Output a single figure: the number of lines in which the word "Miguel" appears.

** INPUT **
☆ ☆ ☆ ☆ ☆
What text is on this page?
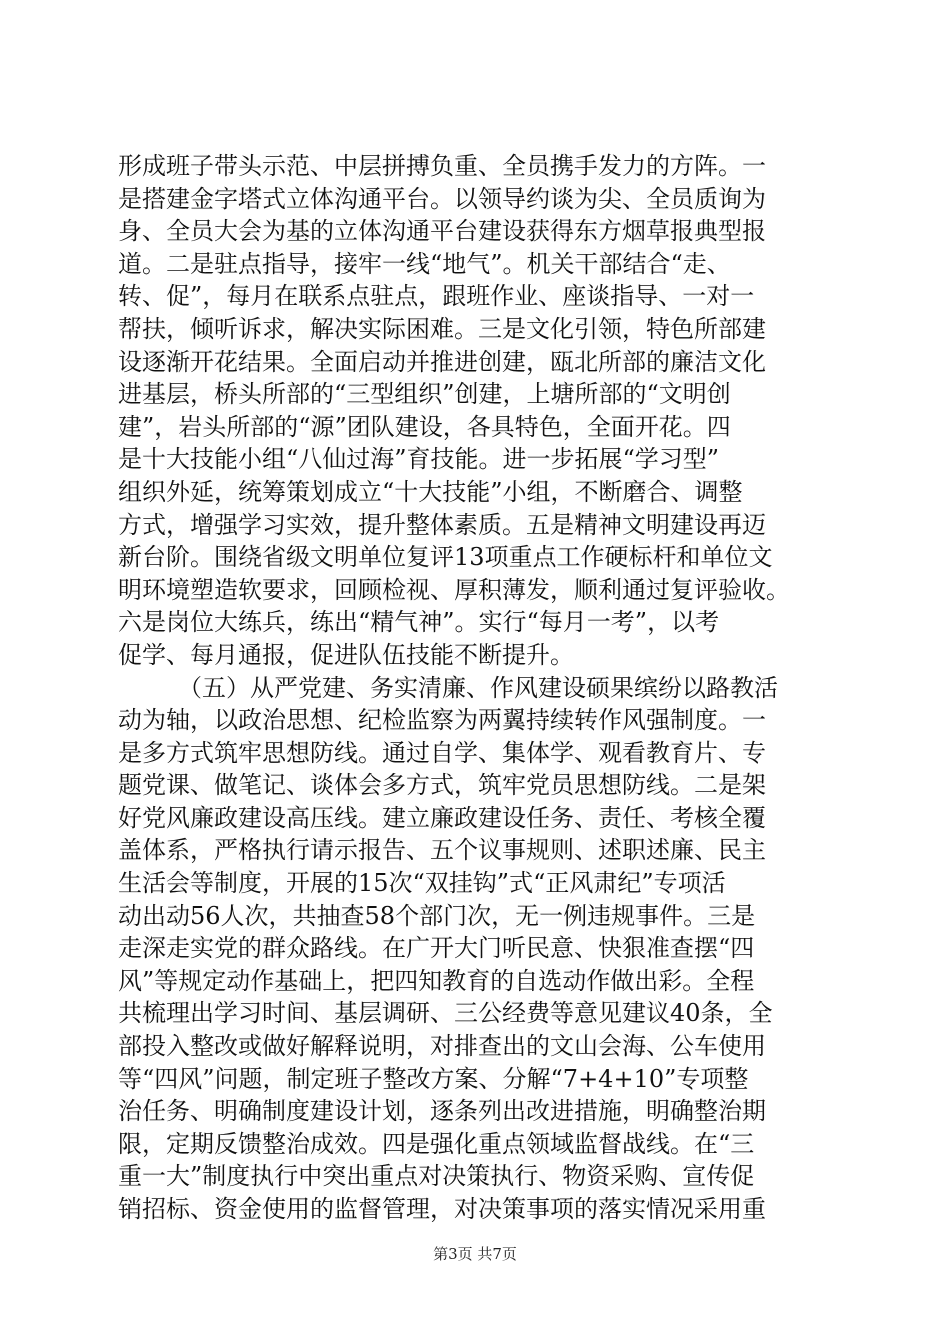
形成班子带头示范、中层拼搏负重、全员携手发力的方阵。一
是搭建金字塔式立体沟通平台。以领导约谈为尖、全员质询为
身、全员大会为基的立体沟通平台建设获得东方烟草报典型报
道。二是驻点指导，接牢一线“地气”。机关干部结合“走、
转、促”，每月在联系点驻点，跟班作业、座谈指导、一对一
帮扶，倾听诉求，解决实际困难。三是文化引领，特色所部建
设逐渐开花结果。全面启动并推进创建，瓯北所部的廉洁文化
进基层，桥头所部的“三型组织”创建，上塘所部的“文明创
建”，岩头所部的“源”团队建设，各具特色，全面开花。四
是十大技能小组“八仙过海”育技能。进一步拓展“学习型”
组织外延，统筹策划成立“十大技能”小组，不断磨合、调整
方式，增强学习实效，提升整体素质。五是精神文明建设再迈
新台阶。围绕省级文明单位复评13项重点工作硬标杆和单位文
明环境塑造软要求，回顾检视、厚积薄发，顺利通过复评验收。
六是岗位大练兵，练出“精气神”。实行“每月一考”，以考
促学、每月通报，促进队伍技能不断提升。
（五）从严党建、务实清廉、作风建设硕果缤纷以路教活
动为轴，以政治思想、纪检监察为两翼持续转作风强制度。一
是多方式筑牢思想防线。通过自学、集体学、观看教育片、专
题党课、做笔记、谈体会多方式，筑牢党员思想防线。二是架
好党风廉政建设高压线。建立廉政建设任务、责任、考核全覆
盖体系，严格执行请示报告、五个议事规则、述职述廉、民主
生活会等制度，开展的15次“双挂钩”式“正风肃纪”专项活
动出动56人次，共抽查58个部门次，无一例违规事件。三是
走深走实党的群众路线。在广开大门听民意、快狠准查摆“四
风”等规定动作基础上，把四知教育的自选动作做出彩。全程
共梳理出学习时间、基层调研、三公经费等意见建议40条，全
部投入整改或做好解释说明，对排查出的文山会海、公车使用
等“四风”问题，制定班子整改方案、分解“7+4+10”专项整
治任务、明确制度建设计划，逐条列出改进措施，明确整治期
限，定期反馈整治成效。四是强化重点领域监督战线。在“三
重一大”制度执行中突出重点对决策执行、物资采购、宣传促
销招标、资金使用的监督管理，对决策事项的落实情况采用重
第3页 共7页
☆ ☆ ☆ ☆ ☆
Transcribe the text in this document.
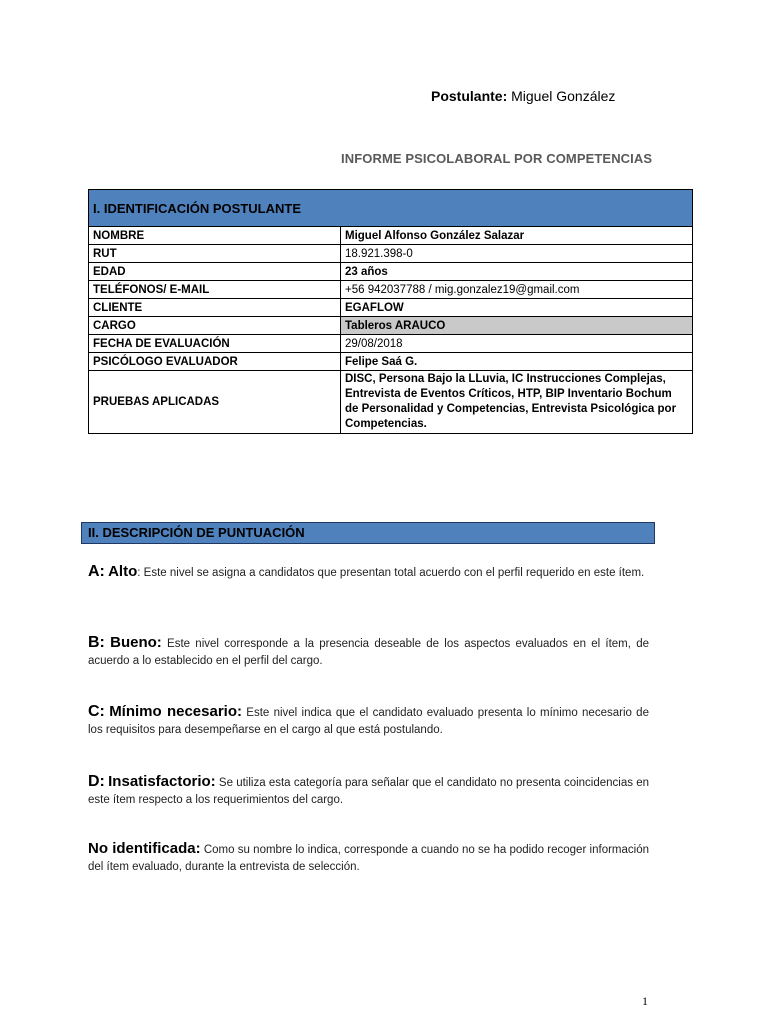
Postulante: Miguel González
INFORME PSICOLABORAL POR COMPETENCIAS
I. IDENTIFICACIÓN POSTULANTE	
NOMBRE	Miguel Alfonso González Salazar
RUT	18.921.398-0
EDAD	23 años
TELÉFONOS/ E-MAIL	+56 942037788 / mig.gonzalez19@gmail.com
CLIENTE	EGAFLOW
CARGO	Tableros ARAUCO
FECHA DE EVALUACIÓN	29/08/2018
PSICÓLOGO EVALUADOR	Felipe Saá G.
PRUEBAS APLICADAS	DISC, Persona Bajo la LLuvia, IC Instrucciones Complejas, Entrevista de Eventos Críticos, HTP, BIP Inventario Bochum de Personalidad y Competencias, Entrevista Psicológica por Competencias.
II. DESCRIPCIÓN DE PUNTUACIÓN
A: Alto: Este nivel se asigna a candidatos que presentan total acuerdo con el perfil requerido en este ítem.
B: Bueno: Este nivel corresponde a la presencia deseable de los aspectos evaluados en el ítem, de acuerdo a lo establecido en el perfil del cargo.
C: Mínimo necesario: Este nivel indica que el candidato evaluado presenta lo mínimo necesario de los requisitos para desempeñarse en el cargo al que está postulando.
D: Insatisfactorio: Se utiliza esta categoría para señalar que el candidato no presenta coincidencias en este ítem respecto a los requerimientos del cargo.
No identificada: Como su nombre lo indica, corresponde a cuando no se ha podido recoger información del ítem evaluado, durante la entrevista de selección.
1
☆ ☆ ☆ ☆ ☆
** TASK SOLUTION **
2